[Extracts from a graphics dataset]
**********

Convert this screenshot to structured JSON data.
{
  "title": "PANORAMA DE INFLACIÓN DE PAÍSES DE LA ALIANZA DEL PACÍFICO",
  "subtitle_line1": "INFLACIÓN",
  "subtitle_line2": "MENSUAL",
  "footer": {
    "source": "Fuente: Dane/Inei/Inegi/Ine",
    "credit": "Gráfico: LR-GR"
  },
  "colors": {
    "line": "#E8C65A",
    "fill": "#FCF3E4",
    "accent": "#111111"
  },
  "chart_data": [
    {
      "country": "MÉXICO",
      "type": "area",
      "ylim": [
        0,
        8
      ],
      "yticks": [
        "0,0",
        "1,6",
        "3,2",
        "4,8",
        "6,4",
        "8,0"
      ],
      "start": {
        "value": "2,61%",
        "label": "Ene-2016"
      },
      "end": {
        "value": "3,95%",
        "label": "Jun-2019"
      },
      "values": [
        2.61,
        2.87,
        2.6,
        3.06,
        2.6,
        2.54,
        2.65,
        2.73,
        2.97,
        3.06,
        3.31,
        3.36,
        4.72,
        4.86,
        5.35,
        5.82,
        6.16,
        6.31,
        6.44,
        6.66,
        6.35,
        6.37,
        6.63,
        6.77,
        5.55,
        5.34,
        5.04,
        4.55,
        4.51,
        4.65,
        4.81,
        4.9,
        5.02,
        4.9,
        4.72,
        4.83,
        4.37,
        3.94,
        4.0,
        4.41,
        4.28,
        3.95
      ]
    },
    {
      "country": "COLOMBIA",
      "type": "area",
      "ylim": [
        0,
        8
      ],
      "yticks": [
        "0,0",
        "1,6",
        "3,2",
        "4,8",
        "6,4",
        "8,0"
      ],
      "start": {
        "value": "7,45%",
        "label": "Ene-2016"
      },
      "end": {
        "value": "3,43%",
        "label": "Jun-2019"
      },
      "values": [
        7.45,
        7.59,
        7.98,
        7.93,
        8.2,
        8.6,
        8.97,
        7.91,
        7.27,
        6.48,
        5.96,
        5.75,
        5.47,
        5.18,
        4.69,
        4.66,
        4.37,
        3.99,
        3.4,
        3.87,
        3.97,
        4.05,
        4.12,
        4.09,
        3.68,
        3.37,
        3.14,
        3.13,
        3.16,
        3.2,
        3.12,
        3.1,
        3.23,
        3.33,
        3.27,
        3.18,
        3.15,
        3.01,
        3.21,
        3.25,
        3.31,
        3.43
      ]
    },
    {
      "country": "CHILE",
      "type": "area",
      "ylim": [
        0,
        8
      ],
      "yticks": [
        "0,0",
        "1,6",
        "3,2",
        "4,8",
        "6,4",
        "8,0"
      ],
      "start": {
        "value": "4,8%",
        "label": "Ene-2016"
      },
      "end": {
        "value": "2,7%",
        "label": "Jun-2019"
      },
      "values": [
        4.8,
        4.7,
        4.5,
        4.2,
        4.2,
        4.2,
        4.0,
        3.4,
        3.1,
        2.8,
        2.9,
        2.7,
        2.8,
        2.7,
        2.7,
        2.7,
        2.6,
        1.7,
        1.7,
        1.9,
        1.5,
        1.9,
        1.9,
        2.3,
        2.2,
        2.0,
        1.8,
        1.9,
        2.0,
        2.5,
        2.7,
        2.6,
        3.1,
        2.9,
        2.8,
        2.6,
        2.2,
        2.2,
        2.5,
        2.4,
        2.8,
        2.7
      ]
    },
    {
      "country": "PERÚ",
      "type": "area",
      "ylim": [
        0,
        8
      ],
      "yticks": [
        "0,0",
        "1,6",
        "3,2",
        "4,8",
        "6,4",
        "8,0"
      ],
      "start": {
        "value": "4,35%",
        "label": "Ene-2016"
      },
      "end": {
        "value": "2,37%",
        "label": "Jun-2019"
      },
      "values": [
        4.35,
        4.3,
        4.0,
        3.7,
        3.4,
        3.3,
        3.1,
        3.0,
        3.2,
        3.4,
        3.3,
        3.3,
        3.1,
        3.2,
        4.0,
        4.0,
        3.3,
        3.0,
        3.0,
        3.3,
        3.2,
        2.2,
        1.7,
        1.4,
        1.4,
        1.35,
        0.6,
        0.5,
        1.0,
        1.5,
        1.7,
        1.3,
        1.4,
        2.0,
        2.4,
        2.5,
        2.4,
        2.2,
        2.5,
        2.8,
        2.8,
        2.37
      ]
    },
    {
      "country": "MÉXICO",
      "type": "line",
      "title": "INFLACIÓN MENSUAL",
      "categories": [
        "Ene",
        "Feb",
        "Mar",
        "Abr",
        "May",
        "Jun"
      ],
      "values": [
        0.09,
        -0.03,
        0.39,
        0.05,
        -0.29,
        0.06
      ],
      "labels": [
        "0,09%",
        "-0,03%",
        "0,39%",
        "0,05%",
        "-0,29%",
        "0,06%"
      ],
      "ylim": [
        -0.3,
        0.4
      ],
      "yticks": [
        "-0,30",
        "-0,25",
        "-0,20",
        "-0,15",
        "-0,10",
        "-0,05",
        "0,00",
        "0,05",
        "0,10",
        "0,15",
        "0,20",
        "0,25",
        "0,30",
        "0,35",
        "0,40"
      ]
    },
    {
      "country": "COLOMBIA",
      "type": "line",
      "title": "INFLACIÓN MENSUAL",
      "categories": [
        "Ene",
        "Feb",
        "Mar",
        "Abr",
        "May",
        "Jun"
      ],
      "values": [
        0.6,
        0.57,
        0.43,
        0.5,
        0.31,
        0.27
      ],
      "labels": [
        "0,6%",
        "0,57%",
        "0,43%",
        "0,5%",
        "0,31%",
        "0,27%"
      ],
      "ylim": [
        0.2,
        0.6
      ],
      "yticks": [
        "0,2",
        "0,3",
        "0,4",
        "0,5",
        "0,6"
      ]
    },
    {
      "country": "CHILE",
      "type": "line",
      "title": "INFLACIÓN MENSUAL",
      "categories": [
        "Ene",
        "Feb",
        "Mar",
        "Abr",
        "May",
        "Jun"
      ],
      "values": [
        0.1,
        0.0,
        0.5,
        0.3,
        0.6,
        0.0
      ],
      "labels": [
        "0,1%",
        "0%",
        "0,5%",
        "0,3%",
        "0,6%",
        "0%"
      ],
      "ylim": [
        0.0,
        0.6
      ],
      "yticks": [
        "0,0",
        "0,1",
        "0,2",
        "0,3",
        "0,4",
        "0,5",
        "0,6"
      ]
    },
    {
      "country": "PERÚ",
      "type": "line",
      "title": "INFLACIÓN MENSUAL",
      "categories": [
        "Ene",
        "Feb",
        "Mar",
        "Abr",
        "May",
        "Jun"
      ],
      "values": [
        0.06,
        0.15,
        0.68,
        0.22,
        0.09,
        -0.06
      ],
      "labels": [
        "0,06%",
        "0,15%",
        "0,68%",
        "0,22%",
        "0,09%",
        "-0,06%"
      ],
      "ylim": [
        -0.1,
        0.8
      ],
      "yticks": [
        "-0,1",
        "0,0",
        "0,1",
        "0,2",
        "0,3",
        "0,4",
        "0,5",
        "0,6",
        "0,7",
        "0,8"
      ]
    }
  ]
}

**********

Retype the whole listing, matching it exactly.

Written answer |
Convert this screenshot to structured JSON data.
{
  "title": "PANORAMA DE INFLACIÓN DE PAÍSES DE LA ALIANZA DEL PACÍFICO",
  "subtitle_line1": "INFLACIÓN",
  "subtitle_line2": "MENSUAL",
  "footer": {
    "source": "Fuente: Dane/Inei/Inegi/Ine",
    "credit": "Gráfico: LR-GR"
  },
  "colors": {
    "line": "#E8C65A",
    "fill": "#FCF3E4",
    "accent": "#111111"
  },
  "chart_data": [
    {
      "country": "MÉXICO",
      "type": "area",
      "ylim": [
        0,
        8
      ],
      "yticks": [
        "0,0",
        "1,6",
        "3,2",
        "4,8",
        "6,4",
        "8,0"
      ],
      "start": {
        "value": "2,61%",
        "label": "Ene-2016"
      },
      "end": {
        "value": "3,95%",
        "label": "Jun-2019"
      },
      "values": [
        2.61,
        2.87,
        2.6,
        3.06,
        2.6,
        2.54,
        2.65,
        2.73,
        2.97,
        3.06,
        3.31,
        3.36,
        4.72,
        4.86,
        5.35,
        5.82,
        6.16,
        6.31,
        6.44,
        6.66,
        6.35,
        6.37,
        6.63,
        6.77,
        5.55,
        5.34,
        5.04,
        4.55,
        4.51,
        4.65,
        4.81,
        4.9,
        5.02,
        4.9,
        4.72,
        4.83,
        4.37,
        3.94,
        4.0,
        4.41,
        4.28,
        3.95
      ]
    },
    {
      "country": "COLOMBIA",
      "type": "area",
      "ylim": [
        0,
        8
      ],
      "yticks": [
        "0,0",
        "1,6",
        "3,2",
        "4,8",
        "6,4",
        "8,0"
      ],
      "start": {
        "value": "7,45%",
        "label": "Ene-2016"
      },
      "end": {
        "value": "3,43%",
        "label": "Jun-2019"
      },
      "values": [
        7.45,
        7.59,
        7.98,
        7.93,
        8.2,
        8.6,
        8.97,
        7.91,
        7.27,
        6.48,
        5.96,
        5.75,
        5.47,
        5.18,
        4.69,
        4.66,
        4.37,
        3.99,
        3.4,
        3.87,
        3.97,
        4.05,
        4.12,
        4.09,
        3.68,
        3.37,
        3.14,
        3.13,
        3.16,
        3.2,
        3.12,
        3.1,
        3.23,
        3.33,
        3.27,
        3.18,
        3.15,
        3.01,
        3.21,
        3.25,
        3.31,
        3.43
      ]
    },
    {
      "country": "CHILE",
      "type": "area",
      "ylim": [
        0,
        8
      ],
      "yticks": [
        "0,0",
        "1,6",
        "3,2",
        "4,8",
        "6,4",
        "8,0"
      ],
      "start": {
        "value": "4,8%",
        "label": "Ene-2016"
      },
      "end": {
        "value": "2,7%",
        "label": "Jun-2019"
      },
      "values": [
        4.8,
        4.7,
        4.5,
        4.2,
        4.2,
        4.2,
        4.0,
        3.4,
        3.1,
        2.8,
        2.9,
        2.7,
        2.8,
        2.7,
        2.7,
        2.7,
        2.6,
        1.7,
        1.7,
        1.9,
        1.5,
        1.9,
        1.9,
        2.3,
        2.2,
        2.0,
        1.8,
        1.9,
        2.0,
        2.5,
        2.7,
        2.6,
        3.1,
        2.9,
        2.8,
        2.6,
        2.2,
        2.2,
        2.5,
        2.4,
        2.8,
        2.7
      ]
    },
    {
      "country": "PERÚ",
      "type": "area",
      "ylim": [
        0,
        8
      ],
      "yticks": [
        "0,0",
        "1,6",
        "3,2",
        "4,8",
        "6,4",
        "8,0"
      ],
      "start": {
        "value": "4,35%",
        "label": "Ene-2016"
      },
      "end": {
        "value": "2,37%",
        "label": "Jun-2019"
      },
      "values": [
        4.35,
        4.3,
        4.0,
        3.7,
        3.4,
        3.3,
        3.1,
        3.0,
        3.2,
        3.4,
        3.3,
        3.3,
        3.1,
        3.2,
        4.0,
        4.0,
        3.3,
        3.0,
        3.0,
        3.3,
        3.2,
        2.2,
        1.7,
        1.4,
        1.4,
        1.35,
        0.6,
        0.5,
        1.0,
        1.5,
        1.7,
        1.3,
        1.4,
        2.0,
        2.4,
        2.5,
        2.4,
        2.2,
        2.5,
        2.8,
        2.8,
        2.37
      ]
    },
    {
      "country": "MÉXICO",
      "type": "line",
      "title": "INFLACIÓN MENSUAL",
      "categories": [
        "Ene",
        "Feb",
        "Mar",
        "Abr",
        "May",
        "Jun"
      ],
      "values": [
        0.09,
        -0.03,
        0.39,
        0.05,
        -0.29,
        0.06
      ],
      "labels": [
        "0,09%",
        "-0,03%",
        "0,39%",
        "0,05%",
        "-0,29%",
        "0,06%"
      ],
      "ylim": [
        -0.3,
        0.4
      ],
      "yticks": [
        "-0,30",
        "-0,25",
        "-0,20",
        "-0,15",
        "-0,10",
        "-0,05",
        "0,00",
        "0,05",
        "0,10",
        "0,15",
        "0,20",
        "0,25",
        "0,30",
        "0,35",
        "0,40"
      ]
    },
    {
      "country": "COLOMBIA",
      "type": "line",
      "title": "INFLACIÓN MENSUAL",
      "categories": [
        "Ene",
        "Feb",
        "Mar",
        "Abr",
        "May",
        "Jun"
      ],
      "values": [
        0.6,
        0.57,
        0.43,
        0.5,
        0.31,
        0.27
      ],
      "labels": [
        "0,6%",
        "0,57%",
        "0,43%",
        "0,5%",
        "0,31%",
        "0,27%"
      ],
      "ylim": [
        0.2,
        0.6
      ],
      "yticks": [
        "0,2",
        "0,3",
        "0,4",
        "0,5",
        "0,6"
      ]
    },
    {
      "country": "CHILE",
      "type": "line",
      "title": "INFLACIÓN MENSUAL",
      "categories": [
        "Ene",
        "Feb",
        "Mar",
        "Abr",
        "May",
        "Jun"
      ],
      "values": [
        0.1,
        0.0,
        0.5,
        0.3,
        0.6,
        0.0
      ],
      "labels": [
        "0,1%",
        "0%",
        "0,5%",
        "0,3%",
        "0,6%",
        "0%"
      ],
      "ylim": [
        0.0,
        0.6
      ],
      "yticks": [
        "0,0",
        "0,1",
        "0,2",
        "0,3",
        "0,4",
        "0,5",
        "0,6"
      ]
    },
    {
      "country": "PERÚ",
      "type": "line",
      "title": "INFLACIÓN MENSUAL",
      "categories": [
        "Ene",
        "Feb",
        "Mar",
        "Abr",
        "May",
        "Jun"
      ],
      "values": [
        0.06,
        0.15,
        0.68,
        0.22,
        0.09,
        -0.06
      ],
      "labels": [
        "0,06%",
        "0,15%",
        "0,68%",
        "0,22%",
        "0,09%",
        "-0,06%"
      ],
      "ylim": [
        -0.1,
        0.8
      ],
      "yticks": [
        "-0,1",
        "0,0",
        "0,1",
        "0,2",
        "0,3",
        "0,4",
        "0,5",
        "0,6",
        "0,7",
        "0,8"
      ]
    }
  ]
}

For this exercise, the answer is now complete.